Given problem:
The records are to be restated in their entirety, word for word.

(Source records)
>> BEGIN
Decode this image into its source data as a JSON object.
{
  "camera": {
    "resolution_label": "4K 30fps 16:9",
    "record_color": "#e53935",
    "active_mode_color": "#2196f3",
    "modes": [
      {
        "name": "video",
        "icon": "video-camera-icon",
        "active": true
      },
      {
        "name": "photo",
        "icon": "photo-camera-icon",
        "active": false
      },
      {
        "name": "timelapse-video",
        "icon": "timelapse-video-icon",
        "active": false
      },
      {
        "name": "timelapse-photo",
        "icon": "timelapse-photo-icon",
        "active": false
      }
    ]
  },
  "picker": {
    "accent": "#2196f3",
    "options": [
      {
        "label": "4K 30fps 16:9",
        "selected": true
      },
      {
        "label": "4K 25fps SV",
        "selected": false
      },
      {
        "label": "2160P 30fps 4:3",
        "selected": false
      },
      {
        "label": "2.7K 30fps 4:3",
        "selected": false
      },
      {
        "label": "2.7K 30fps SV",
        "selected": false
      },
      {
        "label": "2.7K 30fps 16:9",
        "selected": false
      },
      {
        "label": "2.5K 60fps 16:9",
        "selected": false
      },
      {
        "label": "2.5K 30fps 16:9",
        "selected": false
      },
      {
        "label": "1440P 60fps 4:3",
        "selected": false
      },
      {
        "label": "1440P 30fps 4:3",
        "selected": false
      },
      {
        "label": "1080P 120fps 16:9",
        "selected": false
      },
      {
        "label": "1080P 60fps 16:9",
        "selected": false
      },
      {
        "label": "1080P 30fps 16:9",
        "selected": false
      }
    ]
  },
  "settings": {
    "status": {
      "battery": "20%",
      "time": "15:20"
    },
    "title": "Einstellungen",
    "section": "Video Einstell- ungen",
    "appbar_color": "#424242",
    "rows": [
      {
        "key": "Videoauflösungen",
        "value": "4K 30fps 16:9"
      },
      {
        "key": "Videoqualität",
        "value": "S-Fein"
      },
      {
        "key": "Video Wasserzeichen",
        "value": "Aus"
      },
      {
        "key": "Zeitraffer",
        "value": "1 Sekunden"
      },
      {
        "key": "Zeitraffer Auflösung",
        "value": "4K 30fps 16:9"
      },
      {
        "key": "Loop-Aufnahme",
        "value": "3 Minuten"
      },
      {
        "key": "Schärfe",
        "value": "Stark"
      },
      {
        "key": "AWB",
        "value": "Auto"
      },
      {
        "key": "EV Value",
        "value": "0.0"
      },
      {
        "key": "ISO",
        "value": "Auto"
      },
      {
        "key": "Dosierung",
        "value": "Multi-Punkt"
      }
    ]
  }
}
>> END
The response:
Decode this image into its source data as a JSON object.
{
  "camera": {
    "resolution_label": "4K 30fps 16:9",
    "record_color": "#e53935",
    "active_mode_color": "#2196f3",
    "modes": [
      {
        "name": "video",
        "icon": "video-camera-icon",
        "active": true
      },
      {
        "name": "photo",
        "icon": "photo-camera-icon",
        "active": false
      },
      {
        "name": "timelapse-video",
        "icon": "timelapse-video-icon",
        "active": false
      },
      {
        "name": "timelapse-photo",
        "icon": "timelapse-photo-icon",
        "active": false
      }
    ]
  },
  "picker": {
    "accent": "#2196f3",
    "options": [
      {
        "label": "4K 30fps 16:9",
        "selected": true
      },
      {
        "label": "4K 25fps SV",
        "selected": false
      },
      {
        "label": "2160P 30fps 4:3",
        "selected": false
      },
      {
        "label": "2.7K 30fps 4:3",
        "selected": false
      },
      {
        "label": "2.7K 30fps SV",
        "selected": false
      },
      {
        "label": "2.7K 30fps 16:9",
        "selected": false
      },
      {
        "label": "2.5K 60fps 16:9",
        "selected": false
      },
      {
        "label": "2.5K 30fps 16:9",
        "selected": false
      },
      {
        "label": "1440P 60fps 4:3",
        "selected": false
      },
      {
        "label": "1440P 30fps 4:3",
        "selected": false
      },
      {
        "label": "1080P 120fps 16:9",
        "selected": false
      },
      {
        "label": "1080P 60fps 16:9",
        "selected": false
      },
      {
        "label": "1080P 30fps 16:9",
        "selected": false
      }
    ]
  },
  "settings": {
    "status": {
      "battery": "20%",
      "time": "15:20"
    },
    "title": "Einstellungen",
    "section": "Video Einstell- ungen",
    "appbar_color": "#424242",
    "rows": [
      {
        "key": "Videoauflösungen",
        "value": "4K 30fps 16:9"
      },
      {
        "key": "Videoqualität",
        "value": "S-Fein"
      },
      {
        "key": "Video Wasserzeichen",
        "value": "Aus"
      },
      {
        "key": "Zeitraffer",
        "value": "1 Sekunden"
      },
      {
        "key": "Zeitraffer Auflösung",
        "value": "4K 30fps 16:9"
      },
      {
        "key": "Loop-Aufnahme",
        "value": "3 Minuten"
      },
      {
        "key": "Schärfe",
        "value": "Stark"
      },
      {
        "key": "AWB",
        "value": "Auto"
      },
      {
        "key": "EV Value",
        "value": "0.0"
      },
      {
        "key": "ISO",
        "value": "Auto"
      },
      {
        "key": "Dosierung",
        "value": "Multi-Punkt"
      }
    ]
  }
}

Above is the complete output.